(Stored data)
----------
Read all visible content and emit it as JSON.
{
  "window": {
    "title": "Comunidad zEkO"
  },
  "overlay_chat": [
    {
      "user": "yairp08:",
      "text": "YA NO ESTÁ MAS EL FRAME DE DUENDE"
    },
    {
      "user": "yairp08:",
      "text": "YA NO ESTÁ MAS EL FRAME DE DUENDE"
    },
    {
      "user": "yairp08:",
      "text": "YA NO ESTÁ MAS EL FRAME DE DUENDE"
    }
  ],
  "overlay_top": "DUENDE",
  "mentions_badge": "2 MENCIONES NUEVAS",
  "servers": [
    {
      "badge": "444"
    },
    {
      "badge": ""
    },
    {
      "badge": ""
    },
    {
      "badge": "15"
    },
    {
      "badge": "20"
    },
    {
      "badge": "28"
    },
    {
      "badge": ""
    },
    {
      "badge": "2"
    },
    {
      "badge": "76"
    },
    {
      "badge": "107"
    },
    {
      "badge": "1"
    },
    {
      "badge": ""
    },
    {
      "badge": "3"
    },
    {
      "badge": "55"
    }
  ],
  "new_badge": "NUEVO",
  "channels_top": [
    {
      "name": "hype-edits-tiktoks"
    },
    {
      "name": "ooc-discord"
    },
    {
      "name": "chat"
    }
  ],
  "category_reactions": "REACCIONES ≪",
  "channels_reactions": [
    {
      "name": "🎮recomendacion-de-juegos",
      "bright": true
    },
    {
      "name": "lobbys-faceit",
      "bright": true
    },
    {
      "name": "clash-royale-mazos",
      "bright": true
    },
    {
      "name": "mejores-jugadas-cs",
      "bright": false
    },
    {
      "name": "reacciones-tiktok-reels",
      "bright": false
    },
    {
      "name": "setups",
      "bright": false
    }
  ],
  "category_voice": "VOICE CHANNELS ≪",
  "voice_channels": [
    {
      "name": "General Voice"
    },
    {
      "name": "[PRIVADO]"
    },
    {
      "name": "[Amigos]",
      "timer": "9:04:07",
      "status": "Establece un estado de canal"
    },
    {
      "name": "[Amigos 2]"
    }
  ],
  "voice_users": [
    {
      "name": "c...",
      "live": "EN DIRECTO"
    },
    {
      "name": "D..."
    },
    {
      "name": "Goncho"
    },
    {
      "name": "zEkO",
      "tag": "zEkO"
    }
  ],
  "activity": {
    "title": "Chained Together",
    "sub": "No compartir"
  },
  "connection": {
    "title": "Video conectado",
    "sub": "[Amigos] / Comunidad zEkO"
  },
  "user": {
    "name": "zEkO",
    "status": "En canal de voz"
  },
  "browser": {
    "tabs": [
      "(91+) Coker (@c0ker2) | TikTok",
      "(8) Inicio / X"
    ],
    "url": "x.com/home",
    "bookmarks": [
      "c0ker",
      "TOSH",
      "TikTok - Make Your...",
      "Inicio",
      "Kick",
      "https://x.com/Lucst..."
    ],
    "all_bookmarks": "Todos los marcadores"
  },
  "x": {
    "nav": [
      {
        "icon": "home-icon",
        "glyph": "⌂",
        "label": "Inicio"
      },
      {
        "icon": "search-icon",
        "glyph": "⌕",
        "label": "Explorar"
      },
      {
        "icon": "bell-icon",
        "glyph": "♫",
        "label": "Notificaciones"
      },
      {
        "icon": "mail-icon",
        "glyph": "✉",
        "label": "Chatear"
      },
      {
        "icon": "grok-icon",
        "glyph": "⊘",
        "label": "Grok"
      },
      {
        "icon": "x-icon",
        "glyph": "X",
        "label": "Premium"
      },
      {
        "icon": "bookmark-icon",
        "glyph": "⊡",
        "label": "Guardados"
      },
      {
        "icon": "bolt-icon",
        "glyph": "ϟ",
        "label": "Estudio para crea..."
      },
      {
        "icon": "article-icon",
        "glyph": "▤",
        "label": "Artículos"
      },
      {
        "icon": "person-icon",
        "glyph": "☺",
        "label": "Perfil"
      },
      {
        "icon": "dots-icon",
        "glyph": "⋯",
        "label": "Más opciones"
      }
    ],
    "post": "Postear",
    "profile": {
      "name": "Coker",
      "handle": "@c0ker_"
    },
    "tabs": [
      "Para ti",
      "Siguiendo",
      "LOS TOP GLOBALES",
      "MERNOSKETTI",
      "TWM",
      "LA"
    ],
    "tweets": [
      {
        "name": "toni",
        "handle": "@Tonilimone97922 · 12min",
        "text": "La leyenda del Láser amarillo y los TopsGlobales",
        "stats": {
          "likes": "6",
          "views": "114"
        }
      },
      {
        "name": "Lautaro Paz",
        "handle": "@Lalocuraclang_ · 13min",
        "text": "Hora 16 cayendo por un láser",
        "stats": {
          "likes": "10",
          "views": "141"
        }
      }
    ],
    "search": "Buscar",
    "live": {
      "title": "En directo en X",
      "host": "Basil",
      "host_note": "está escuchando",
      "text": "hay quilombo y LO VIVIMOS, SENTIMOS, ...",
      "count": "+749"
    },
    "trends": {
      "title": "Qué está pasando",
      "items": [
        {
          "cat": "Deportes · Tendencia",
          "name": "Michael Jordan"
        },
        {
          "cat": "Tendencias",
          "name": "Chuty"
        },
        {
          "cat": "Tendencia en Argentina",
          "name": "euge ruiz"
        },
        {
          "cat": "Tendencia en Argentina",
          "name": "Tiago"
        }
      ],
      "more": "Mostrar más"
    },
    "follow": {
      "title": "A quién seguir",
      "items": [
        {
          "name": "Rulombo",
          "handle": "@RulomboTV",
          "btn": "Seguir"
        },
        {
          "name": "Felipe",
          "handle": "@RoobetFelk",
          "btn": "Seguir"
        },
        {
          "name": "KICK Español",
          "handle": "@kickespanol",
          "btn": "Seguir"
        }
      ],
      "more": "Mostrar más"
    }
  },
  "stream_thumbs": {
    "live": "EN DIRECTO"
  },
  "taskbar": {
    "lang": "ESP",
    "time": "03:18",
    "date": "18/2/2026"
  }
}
----------
Task instructions ▸
Copy down every line of the material above that includes the string "icon".

Full output ▸
        "icon": "home-icon",
        "icon": "search-icon",
        "icon": "bell-icon",
        "icon": "mail-icon",
        "icon": "grok-icon",
        "icon": "x-icon",
        "icon": "bookmark-icon",
        "icon": "bolt-icon",
        "icon": "article-icon",
        "icon": "person-icon",
        "icon": "dots-icon",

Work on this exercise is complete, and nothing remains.